■ **Exercise task**:
Please transcribe the data that follows without the pictures, keeping every word the same.

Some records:

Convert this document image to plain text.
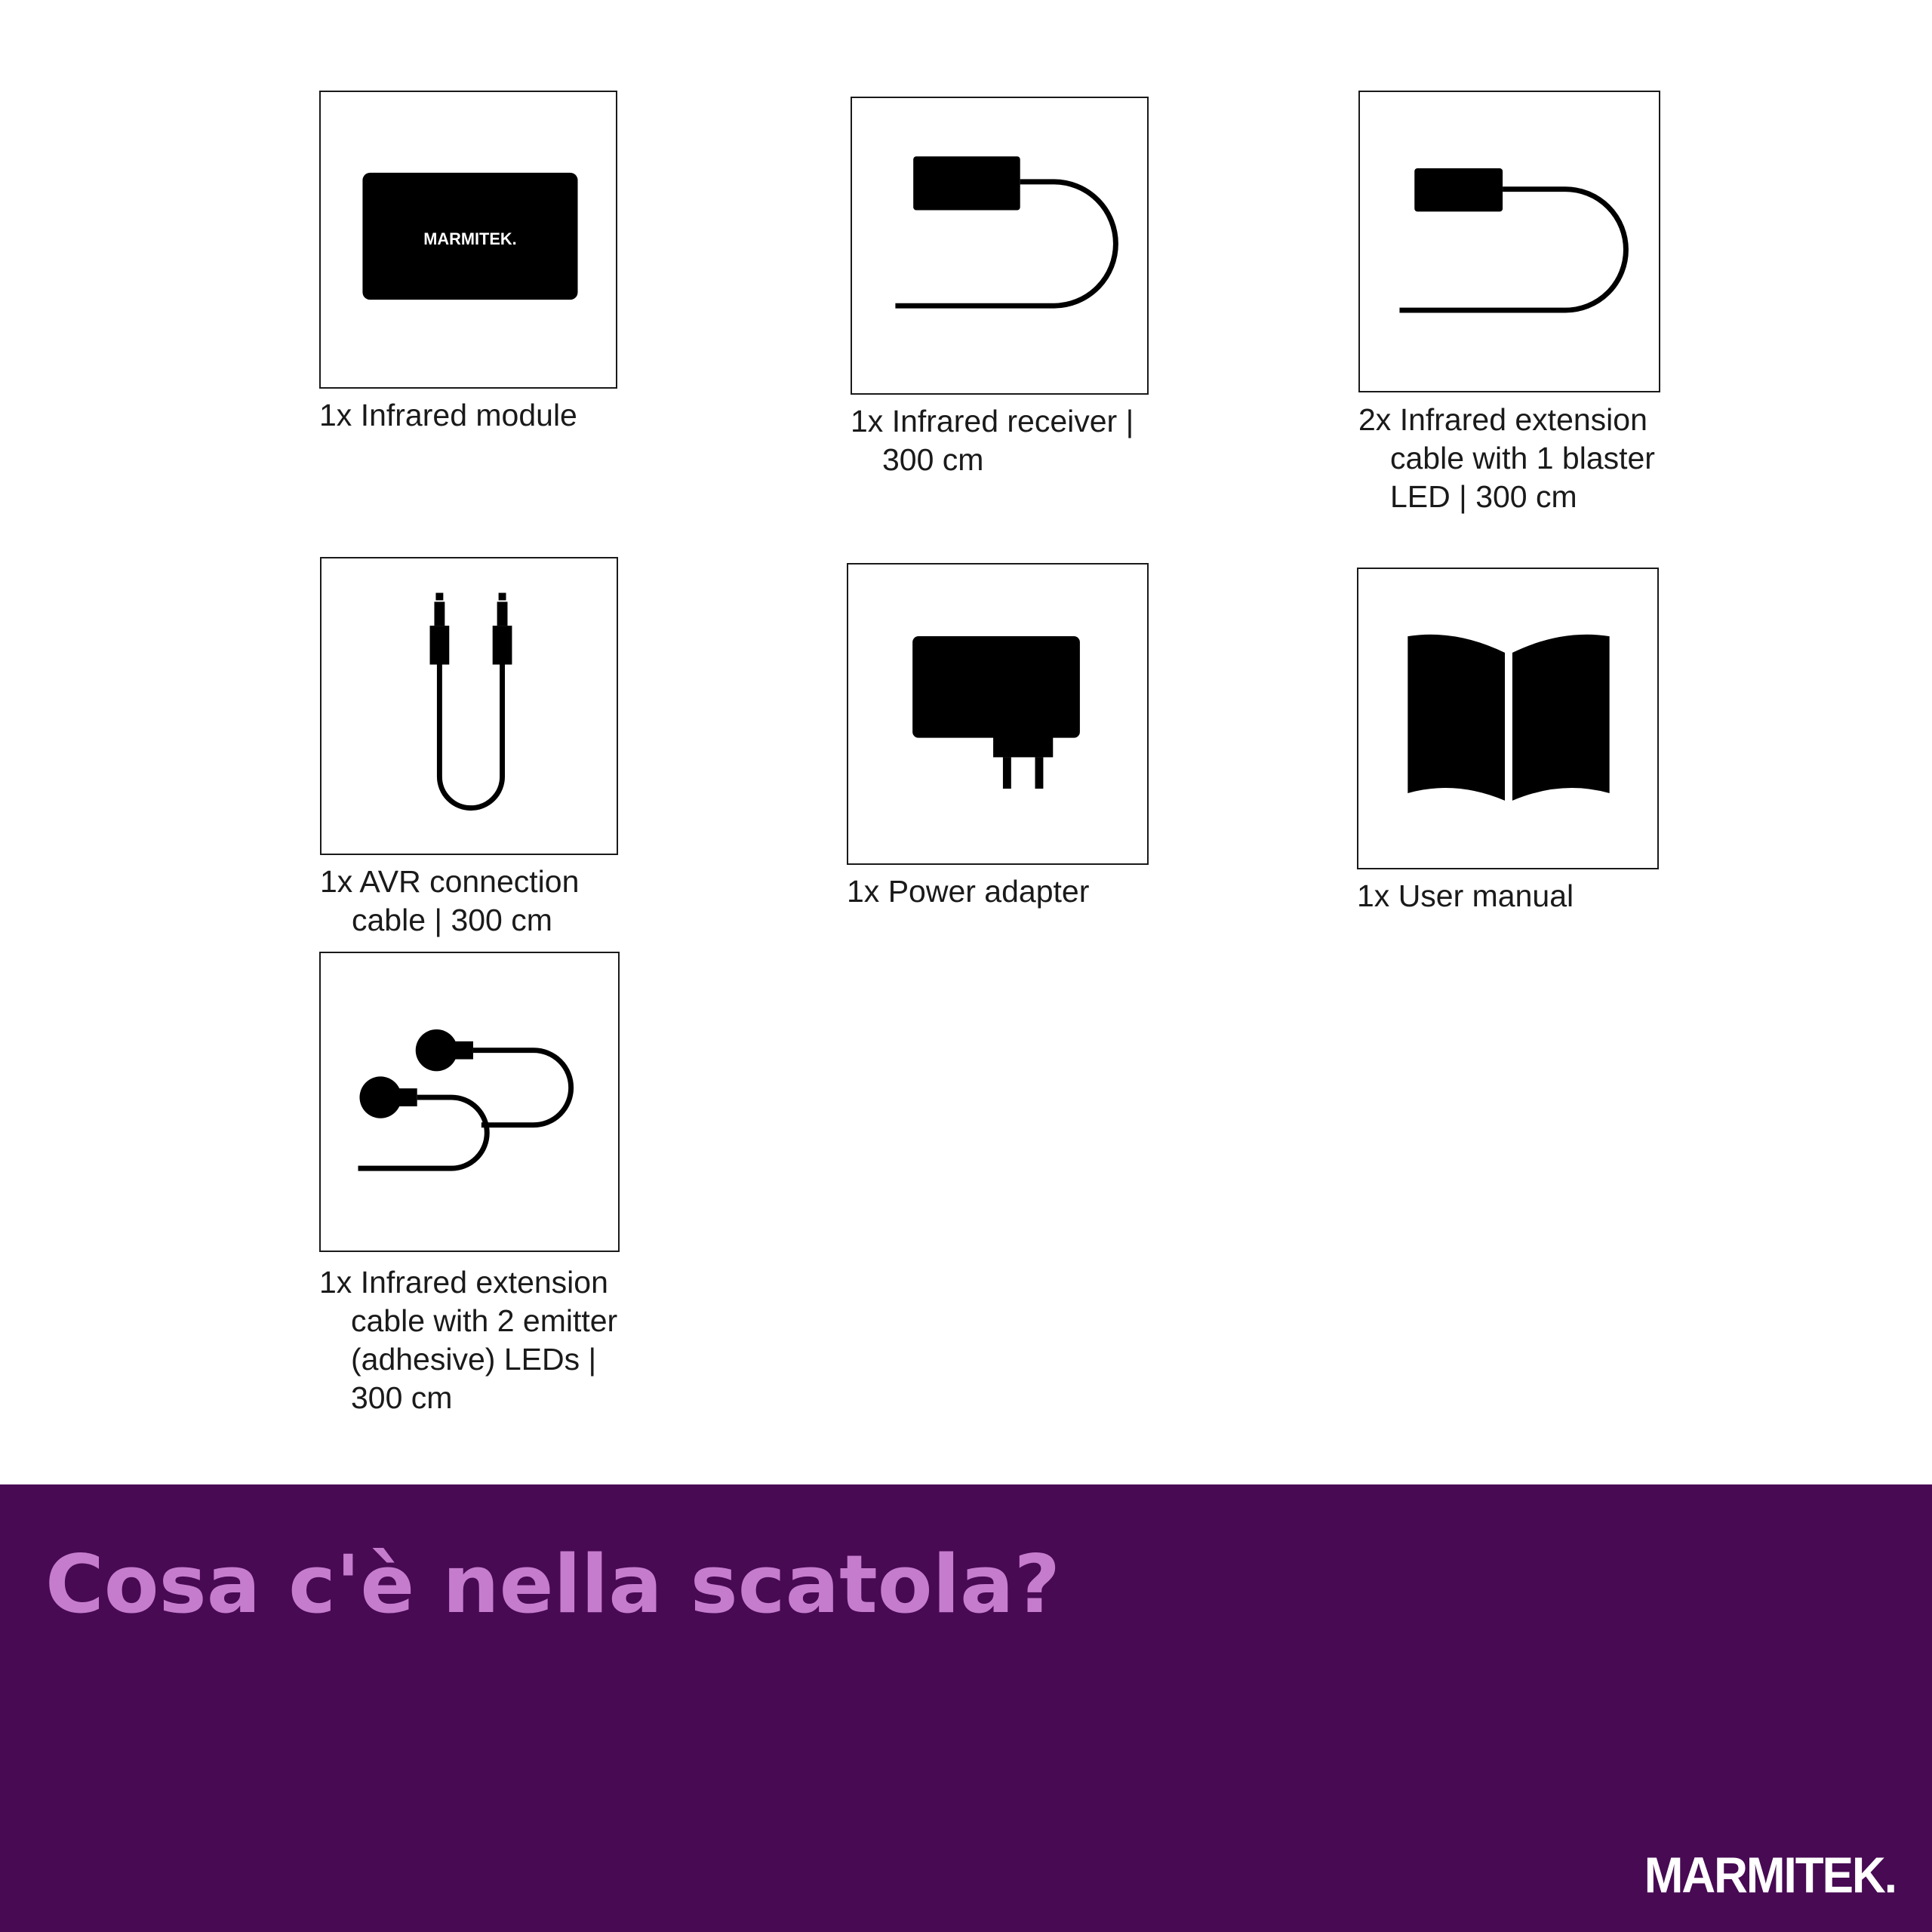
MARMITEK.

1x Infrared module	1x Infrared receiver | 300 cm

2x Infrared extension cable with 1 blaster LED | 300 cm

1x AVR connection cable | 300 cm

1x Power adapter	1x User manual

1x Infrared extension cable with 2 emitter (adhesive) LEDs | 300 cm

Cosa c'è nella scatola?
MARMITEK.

■ **Written solution**:
Convert this document image to plain text.
MARMITEK.

1x Infrared module	1x Infrared receiver | 300 cm

2x Infrared extension cable with 1 blaster LED | 300 cm

1x AVR connection cable | 300 cm

1x Power adapter	1x User manual

1x Infrared extension cable with 2 emitter (adhesive) LEDs | 300 cm

Cosa c'è nella scatola?
MARMITEK.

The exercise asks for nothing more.